## OBJECTIVE
Repeat, without any change, the entries presented below.

[Extracted data entries]
□ □ □ □ □

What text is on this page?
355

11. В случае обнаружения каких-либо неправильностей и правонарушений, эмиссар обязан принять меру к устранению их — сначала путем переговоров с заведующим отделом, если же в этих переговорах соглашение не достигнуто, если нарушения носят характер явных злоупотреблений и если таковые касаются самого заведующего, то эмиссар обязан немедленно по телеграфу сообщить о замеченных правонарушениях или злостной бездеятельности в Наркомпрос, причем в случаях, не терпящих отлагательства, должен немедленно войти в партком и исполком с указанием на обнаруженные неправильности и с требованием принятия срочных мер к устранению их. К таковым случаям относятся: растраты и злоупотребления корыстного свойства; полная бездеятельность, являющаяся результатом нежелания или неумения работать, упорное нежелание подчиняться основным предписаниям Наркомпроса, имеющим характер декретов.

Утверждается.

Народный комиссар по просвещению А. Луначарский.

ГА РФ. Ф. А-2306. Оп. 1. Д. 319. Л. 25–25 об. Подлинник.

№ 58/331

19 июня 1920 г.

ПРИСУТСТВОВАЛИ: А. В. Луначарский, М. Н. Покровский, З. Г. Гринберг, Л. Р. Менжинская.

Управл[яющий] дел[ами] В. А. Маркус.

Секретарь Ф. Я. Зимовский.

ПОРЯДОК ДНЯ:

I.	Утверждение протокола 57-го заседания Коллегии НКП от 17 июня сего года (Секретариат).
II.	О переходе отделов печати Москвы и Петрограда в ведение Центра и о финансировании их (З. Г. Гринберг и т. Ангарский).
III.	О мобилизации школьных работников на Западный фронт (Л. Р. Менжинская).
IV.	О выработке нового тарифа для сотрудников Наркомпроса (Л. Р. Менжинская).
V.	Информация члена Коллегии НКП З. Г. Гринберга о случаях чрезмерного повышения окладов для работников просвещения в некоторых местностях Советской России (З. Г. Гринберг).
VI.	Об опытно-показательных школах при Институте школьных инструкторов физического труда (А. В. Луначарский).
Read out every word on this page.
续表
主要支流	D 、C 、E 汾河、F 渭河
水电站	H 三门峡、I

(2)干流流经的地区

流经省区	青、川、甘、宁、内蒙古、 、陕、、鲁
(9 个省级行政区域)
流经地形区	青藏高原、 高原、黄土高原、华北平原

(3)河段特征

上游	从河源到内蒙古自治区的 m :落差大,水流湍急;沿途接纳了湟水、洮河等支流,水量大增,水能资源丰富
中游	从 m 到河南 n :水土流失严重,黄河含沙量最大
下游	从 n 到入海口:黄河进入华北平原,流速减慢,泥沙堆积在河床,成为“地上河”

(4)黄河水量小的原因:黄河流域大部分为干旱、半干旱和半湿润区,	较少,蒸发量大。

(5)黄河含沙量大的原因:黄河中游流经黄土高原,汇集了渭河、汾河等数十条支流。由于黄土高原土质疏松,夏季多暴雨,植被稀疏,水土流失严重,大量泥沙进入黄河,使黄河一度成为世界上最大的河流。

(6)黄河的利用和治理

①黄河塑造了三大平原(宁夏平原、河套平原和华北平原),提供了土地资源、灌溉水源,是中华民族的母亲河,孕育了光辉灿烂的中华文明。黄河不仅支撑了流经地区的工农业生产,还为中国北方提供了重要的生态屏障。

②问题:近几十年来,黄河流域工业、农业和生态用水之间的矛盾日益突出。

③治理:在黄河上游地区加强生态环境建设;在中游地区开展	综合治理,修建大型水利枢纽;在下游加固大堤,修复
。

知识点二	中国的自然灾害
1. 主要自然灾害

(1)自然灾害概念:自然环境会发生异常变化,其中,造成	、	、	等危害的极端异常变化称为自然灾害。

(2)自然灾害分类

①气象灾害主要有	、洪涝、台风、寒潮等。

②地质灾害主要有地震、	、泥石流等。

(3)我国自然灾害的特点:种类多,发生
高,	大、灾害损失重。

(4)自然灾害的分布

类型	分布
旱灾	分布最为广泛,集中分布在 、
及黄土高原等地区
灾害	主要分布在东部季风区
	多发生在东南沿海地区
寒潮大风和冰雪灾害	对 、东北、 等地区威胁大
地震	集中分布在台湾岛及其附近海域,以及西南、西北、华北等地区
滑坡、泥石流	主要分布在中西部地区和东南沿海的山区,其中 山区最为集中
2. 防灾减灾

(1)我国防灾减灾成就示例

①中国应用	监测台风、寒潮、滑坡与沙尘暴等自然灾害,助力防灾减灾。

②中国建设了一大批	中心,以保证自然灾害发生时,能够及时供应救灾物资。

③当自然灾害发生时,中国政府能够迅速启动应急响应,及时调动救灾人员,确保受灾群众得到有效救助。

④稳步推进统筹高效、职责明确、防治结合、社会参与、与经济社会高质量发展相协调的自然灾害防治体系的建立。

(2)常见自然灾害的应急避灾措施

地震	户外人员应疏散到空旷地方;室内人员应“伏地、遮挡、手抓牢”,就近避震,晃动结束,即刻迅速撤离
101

□ □ □ □ □

## RESPONSE
What text is on this page?
355

11. В случае обнаружения каких-либо неправильностей и правонарушений, эмиссар обязан принять меру к устранению их — сначала путем переговоров с заведующим отделом, если же в этих переговорах соглашение не достигнуто, если нарушения носят характер явных злоупотреблений и если таковые касаются самого заведующего, то эмиссар обязан немедленно по телеграфу сообщить о замеченных правонарушениях или злостной бездеятельности в Наркомпрос, причем в случаях, не терпящих отлагательства, должен немедленно войти в партком и исполком с указанием на обнаруженные неправильности и с требованием принятия срочных мер к устранению их. К таковым случаям относятся: растраты и злоупотребления корыстного свойства; полная бездеятельность, являющаяся результатом нежелания или неумения работать, упорное нежелание подчиняться основным предписаниям Наркомпроса, имеющим характер декретов.

Утверждается.

Народный комиссар по просвещению А. Луначарский.

ГА РФ. Ф. А-2306. Оп. 1. Д. 319. Л. 25–25 об. Подлинник.

№ 58/331

19 июня 1920 г.

ПРИСУТСТВОВАЛИ: А. В. Луначарский, М. Н. Покровский, З. Г. Гринберг, Л. Р. Менжинская.

Управл[яющий] дел[ами] В. А. Маркус.

Секретарь Ф. Я. Зимовский.

ПОРЯДОК ДНЯ:

I.	Утверждение протокола 57-го заседания Коллегии НКП от 17 июня сего года (Секретариат).
II.	О переходе отделов печати Москвы и Петрограда в ведение Центра и о финансировании их (З. Г. Гринберг и т. Ангарский).
III.	О мобилизации школьных работников на Западный фронт (Л. Р. Менжинская).
IV.	О выработке нового тарифа для сотрудников Наркомпроса (Л. Р. Менжинская).
V.	Информация члена Коллегии НКП З. Г. Гринберга о случаях чрезмерного повышения окладов для работников просвещения в некоторых местностях Советской России (З. Г. Гринберг).
VI.	Об опытно-показательных школах при Институте школьных инструкторов физического труда (А. В. Луначарский).
Read out every word on this page.
续表
主要支流	D 、C 、E 汾河、F 渭河
水电站	H 三门峡、I

(2)干流流经的地区

流经省区	青、川、甘、宁、内蒙古、 、陕、、鲁
(9 个省级行政区域)
流经地形区	青藏高原、 高原、黄土高原、华北平原

(3)河段特征

上游	从河源到内蒙古自治区的 m :落差大,水流湍急;沿途接纳了湟水、洮河等支流,水量大增,水能资源丰富
中游	从 m 到河南 n :水土流失严重,黄河含沙量最大
下游	从 n 到入海口:黄河进入华北平原,流速减慢,泥沙堆积在河床,成为“地上河”

(4)黄河水量小的原因:黄河流域大部分为干旱、半干旱和半湿润区,	较少,蒸发量大。

(5)黄河含沙量大的原因:黄河中游流经黄土高原,汇集了渭河、汾河等数十条支流。由于黄土高原土质疏松,夏季多暴雨,植被稀疏,水土流失严重,大量泥沙进入黄河,使黄河一度成为世界上最大的河流。

(6)黄河的利用和治理

①黄河塑造了三大平原(宁夏平原、河套平原和华北平原),提供了土地资源、灌溉水源,是中华民族的母亲河,孕育了光辉灿烂的中华文明。黄河不仅支撑了流经地区的工农业生产,还为中国北方提供了重要的生态屏障。

②问题:近几十年来,黄河流域工业、农业和生态用水之间的矛盾日益突出。

③治理:在黄河上游地区加强生态环境建设;在中游地区开展	综合治理,修建大型水利枢纽;在下游加固大堤,修复
。

知识点二	中国的自然灾害
1. 主要自然灾害

(1)自然灾害概念:自然环境会发生异常变化,其中,造成	、	、	等危害的极端异常变化称为自然灾害。

(2)自然灾害分类

①气象灾害主要有	、洪涝、台风、寒潮等。

②地质灾害主要有地震、	、泥石流等。

(3)我国自然灾害的特点:种类多,发生
高,	大、灾害损失重。

(4)自然灾害的分布

类型	分布
旱灾	分布最为广泛,集中分布在 、
及黄土高原等地区
灾害	主要分布在东部季风区
	多发生在东南沿海地区
寒潮大风和冰雪灾害	对 、东北、 等地区威胁大
地震	集中分布在台湾岛及其附近海域,以及西南、西北、华北等地区
滑坡、泥石流	主要分布在中西部地区和东南沿海的山区,其中 山区最为集中
2. 防灾减灾

(1)我国防灾减灾成就示例

①中国应用	监测台风、寒潮、滑坡与沙尘暴等自然灾害,助力防灾减灾。

②中国建设了一大批	中心,以保证自然灾害发生时,能够及时供应救灾物资。

③当自然灾害发生时,中国政府能够迅速启动应急响应,及时调动救灾人员,确保受灾群众得到有效救助。

④稳步推进统筹高效、职责明确、防治结合、社会参与、与经济社会高质量发展相协调的自然灾害防治体系的建立。

(2)常见自然灾害的应急避灾措施

地震	户外人员应疏散到空旷地方;室内人员应“伏地、遮挡、手抓牢”,就近避震,晃动结束,即刻迅速撤离
101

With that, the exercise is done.